[start of EXTRACTED MATERIAL]

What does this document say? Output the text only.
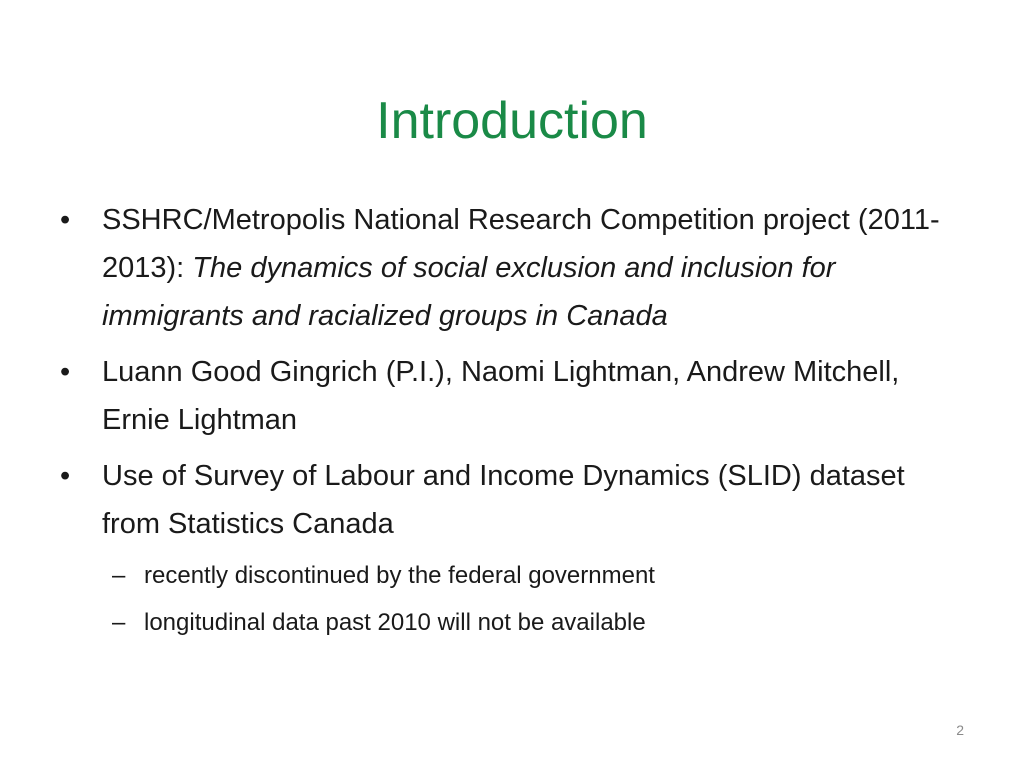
Introduction
•	SSHRC/Metropolis National Research Competition project (2011-2013): The dynamics of social exclusion and inclusion for immigrants and racialized groups in Canada
•	Luann Good Gingrich (P.I.), Naomi Lightman, Andrew Mitchell, Ernie Lightman
•	Use of Survey of Labour and Income Dynamics (SLID) dataset from Statistics Canada
– recently discontinued by the federal government
– longitudinal data past 2010 will not be available
2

[end of EXTRACTED MATERIAL]

REQUIRED WORK »
Could you reproduce every record above exactly, leaving out the pictures?

ANSWER FOR THE TASK »
What does this document say? Output the text only.
Introduction
•	SSHRC/Metropolis National Research Competition project (2011-2013): The dynamics of social exclusion and inclusion for immigrants and racialized groups in Canada
•	Luann Good Gingrich (P.I.), Naomi Lightman, Andrew Mitchell, Ernie Lightman
•	Use of Survey of Labour and Income Dynamics (SLID) dataset from Statistics Canada
– recently discontinued by the federal government
– longitudinal data past 2010 will not be available
2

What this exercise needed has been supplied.